Dataset rows
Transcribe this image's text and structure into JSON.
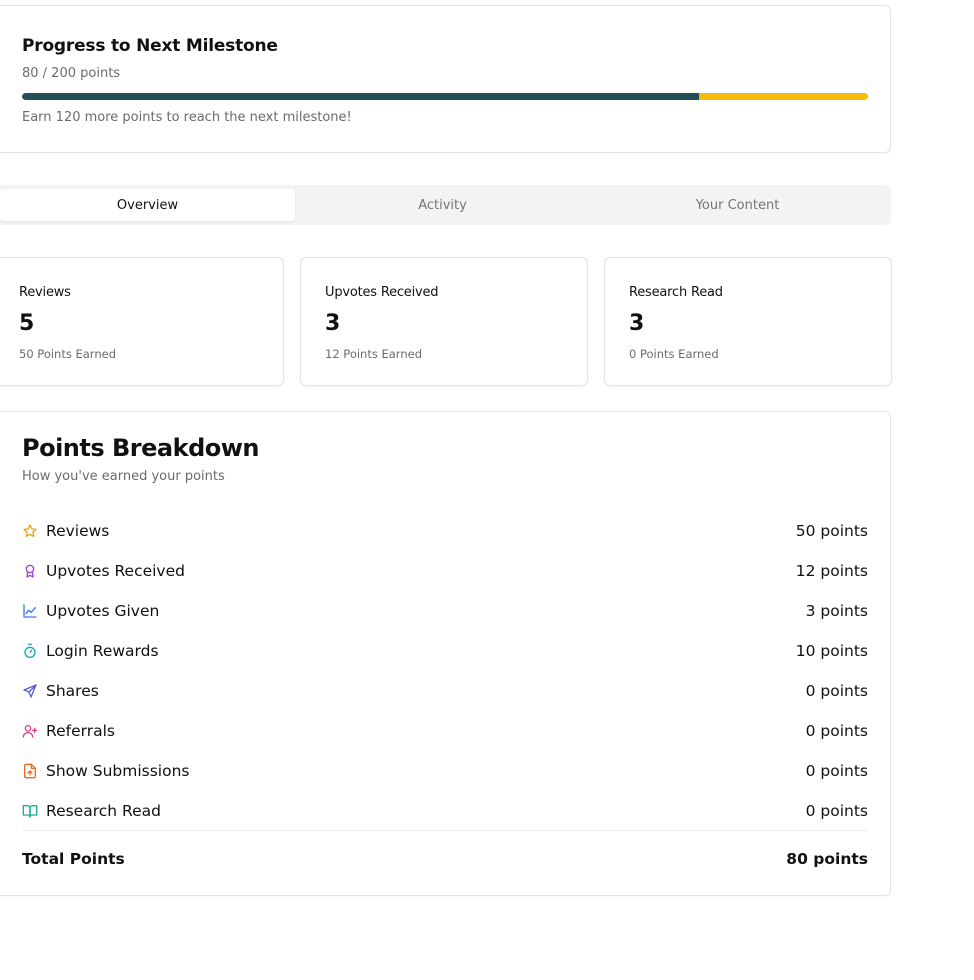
{
  "milestone": {
    "title": "Progress to Next Milestone",
    "progress_text": "80 / 200 points",
    "progress_fraction": 0.8,
    "hint": "Earn 120 more points to reach the next milestone!",
    "colors": {
      "fill": "#234f57",
      "track": "#f5bd07"
    }
  },
  "tabs": [
    {
      "label": "Overview",
      "active": true
    },
    {
      "label": "Activity",
      "active": false
    },
    {
      "label": "Your Content",
      "active": false
    }
  ],
  "stats": [
    {
      "label": "Reviews",
      "value": "5",
      "earned": "50 Points Earned"
    },
    {
      "label": "Upvotes Received",
      "value": "3",
      "earned": "12 Points Earned"
    },
    {
      "label": "Research Read",
      "value": "3",
      "earned": "0 Points Earned"
    }
  ],
  "breakdown": {
    "title": "Points Breakdown",
    "subtitle": "How you've earned your points",
    "items": [
      {
        "label": "Reviews",
        "points": "50 points",
        "icon": "star-icon",
        "color": "#e6a817"
      },
      {
        "label": "Upvotes Received",
        "points": "12 points",
        "icon": "award-icon",
        "color": "#a142d8"
      },
      {
        "label": "Upvotes Given",
        "points": "3 points",
        "icon": "trending-up-icon",
        "color": "#3a78e8"
      },
      {
        "label": "Login Rewards",
        "points": "10 points",
        "icon": "timer-icon",
        "color": "#1ba4bd"
      },
      {
        "label": "Shares",
        "points": "0 points",
        "icon": "send-icon",
        "color": "#5b5bd6"
      },
      {
        "label": "Referrals",
        "points": "0 points",
        "icon": "user-plus-icon",
        "color": "#e0408f"
      },
      {
        "label": "Show Submissions",
        "points": "0 points",
        "icon": "file-upload-icon",
        "color": "#ea6a1f"
      },
      {
        "label": "Research Read",
        "points": "0 points",
        "icon": "book-open-icon",
        "color": "#1aa99a"
      }
    ],
    "total_label": "Total Points",
    "total_value": "80 points"
  }
}
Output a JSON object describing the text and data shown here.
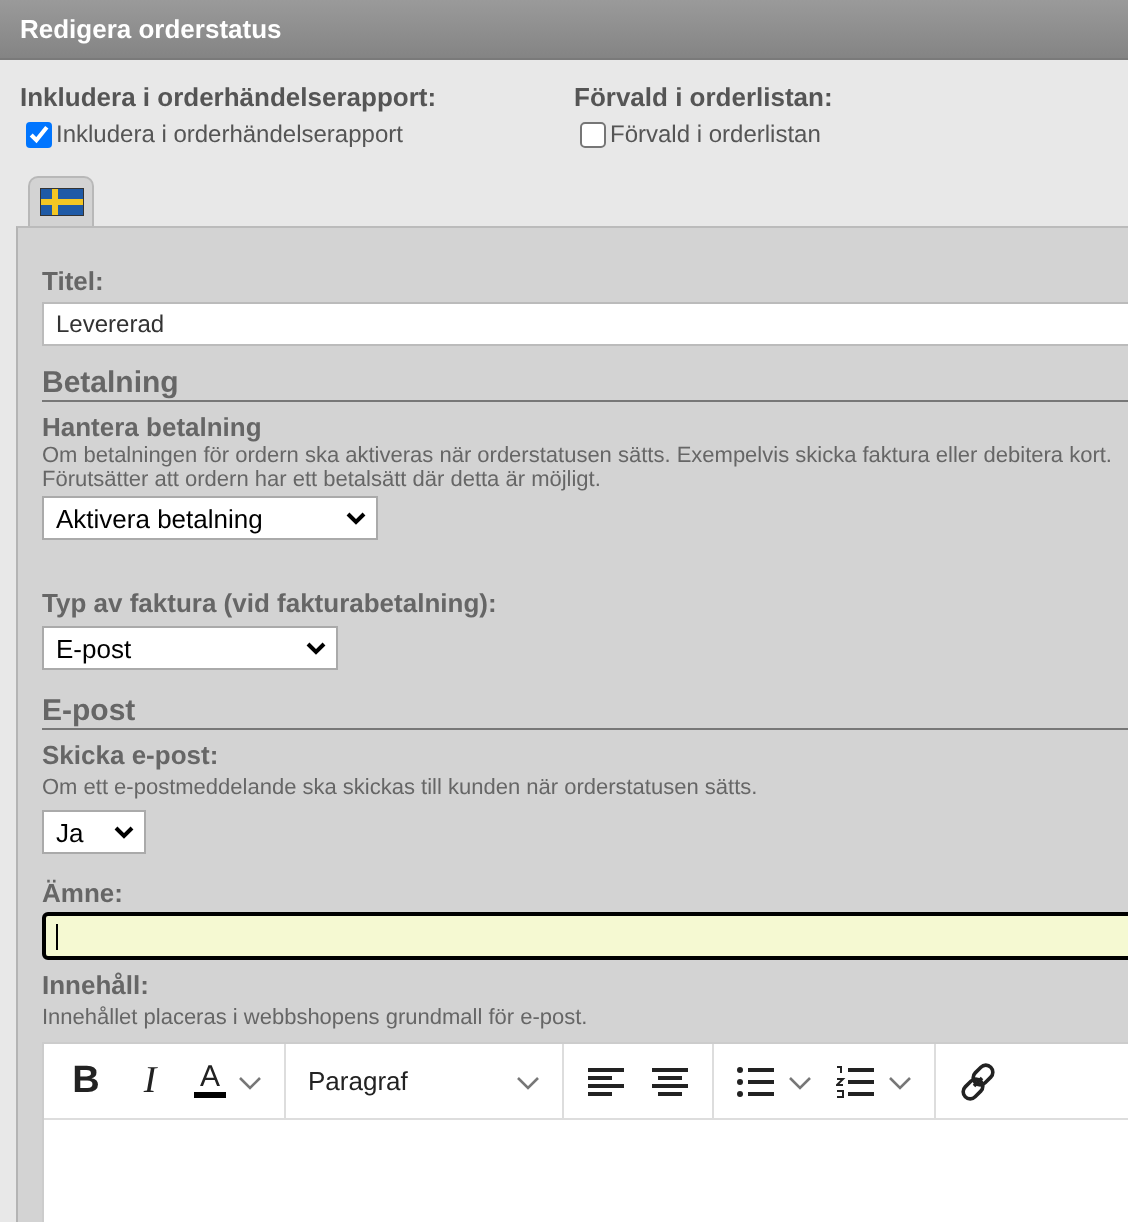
{
  "window": {
    "title": "Redigera orderstatus"
  },
  "options": [
    {
      "heading": "Inkludera i orderhändelserapport:",
      "label": "Inkludera i orderhändelserapport",
      "checked": true
    },
    {
      "heading": "Förvald i orderlistan:",
      "label": "Förvald i orderlistan",
      "checked": false
    }
  ],
  "language_tabs": [
    {
      "selected": true
    }
  ],
  "title_field": {
    "label": "Titel:",
    "value": "Levererad"
  },
  "sections": [
    {
      "heading": "Betalning",
      "fields": [
        {
          "kind": "select",
          "label": "Hantera betalning",
          "help": "Om betalningen för ordern ska aktiveras när orderstatusen sätts. Exempelvis skicka faktura eller debitera kort.\nFörutsätter att ordern har ett betalsätt där detta är möjligt.",
          "value": "Aktivera betalning"
        },
        {
          "kind": "select",
          "label": "Typ av faktura (vid fakturabetalning):",
          "value": "E-post"
        }
      ]
    },
    {
      "heading": "E-post",
      "fields": [
        {
          "kind": "select",
          "label": "Skicka e-post:",
          "help": "Om ett e-postmeddelande ska skickas till kunden när orderstatusen sätts.",
          "value": "Ja"
        },
        {
          "kind": "text",
          "label": "Ämne:",
          "focused": true
        },
        {
          "kind": "editor",
          "label": "Innehåll:",
          "help": "Innehållet placeras i webbshopens grundmall för e-post.",
          "toolbar": {
            "bold": "B",
            "italic": "I",
            "text_color": "A",
            "block_format": "Paragraf"
          }
        }
      ]
    }
  ]
}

_WRITTEN REQUEST_
Without the pictures, output the full listing exactly as it stands.

_ANSWER FOR THE TASK_
Transcribe this image's text and structure into JSON.
{
  "milestone": {
    "title": "Progress to Next Milestone",
    "progress_text": "80 / 200 points",
    "progress_fraction": 0.8,
    "hint": "Earn 120 more points to reach the next milestone!",
    "colors": {
      "fill": "#234f57",
      "track": "#f5bd07"
    }
  },
  "tabs": [
    {
      "label": "Overview",
      "active": true
    },
    {
      "label": "Activity",
      "active": false
    },
    {
      "label": "Your Content",
      "active": false
    }
  ],
  "stats": [
    {
      "label": "Reviews",
      "value": "5",
      "earned": "50 Points Earned"
    },
    {
      "label": "Upvotes Received",
      "value": "3",
      "earned": "12 Points Earned"
    },
    {
      "label": "Research Read",
      "value": "3",
      "earned": "0 Points Earned"
    }
  ],
  "breakdown": {
    "title": "Points Breakdown",
    "subtitle": "How you've earned your points",
    "items": [
      {
        "label": "Reviews",
        "points": "50 points",
        "icon": "star-icon",
        "color": "#e6a817"
      },
      {
        "label": "Upvotes Received",
        "points": "12 points",
        "icon": "award-icon",
        "color": "#a142d8"
      },
      {
        "label": "Upvotes Given",
        "points": "3 points",
        "icon": "trending-up-icon",
        "color": "#3a78e8"
      },
      {
        "label": "Login Rewards",
        "points": "10 points",
        "icon": "timer-icon",
        "color": "#1ba4bd"
      },
      {
        "label": "Shares",
        "points": "0 points",
        "icon": "send-icon",
        "color": "#5b5bd6"
      },
      {
        "label": "Referrals",
        "points": "0 points",
        "icon": "user-plus-icon",
        "color": "#e0408f"
      },
      {
        "label": "Show Submissions",
        "points": "0 points",
        "icon": "file-upload-icon",
        "color": "#ea6a1f"
      },
      {
        "label": "Research Read",
        "points": "0 points",
        "icon": "book-open-icon",
        "color": "#1aa99a"
      }
    ],
    "total_label": "Total Points",
    "total_value": "80 points"
  }
}
Output a JSON object describing the text and data shown here.
{
  "window": {
    "title": "Redigera orderstatus"
  },
  "options": [
    {
      "heading": "Inkludera i orderhändelserapport:",
      "label": "Inkludera i orderhändelserapport",
      "checked": true
    },
    {
      "heading": "Förvald i orderlistan:",
      "label": "Förvald i orderlistan",
      "checked": false
    }
  ],
  "language_tabs": [
    {
      "selected": true
    }
  ],
  "title_field": {
    "label": "Titel:",
    "value": "Levererad"
  },
  "sections": [
    {
      "heading": "Betalning",
      "fields": [
        {
          "kind": "select",
          "label": "Hantera betalning",
          "help": "Om betalningen för ordern ska aktiveras när orderstatusen sätts. Exempelvis skicka faktura eller debitera kort.\nFörutsätter att ordern har ett betalsätt där detta är möjligt.",
          "value": "Aktivera betalning"
        },
        {
          "kind": "select",
          "label": "Typ av faktura (vid fakturabetalning):",
          "value": "E-post"
        }
      ]
    },
    {
      "heading": "E-post",
      "fields": [
        {
          "kind": "select",
          "label": "Skicka e-post:",
          "help": "Om ett e-postmeddelande ska skickas till kunden när orderstatusen sätts.",
          "value": "Ja"
        },
        {
          "kind": "text",
          "label": "Ämne:",
          "focused": true
        },
        {
          "kind": "editor",
          "label": "Innehåll:",
          "help": "Innehållet placeras i webbshopens grundmall för e-post.",
          "toolbar": {
            "bold": "B",
            "italic": "I",
            "text_color": "A",
            "block_format": "Paragraf"
          }
        }
      ]
    }
  ]
}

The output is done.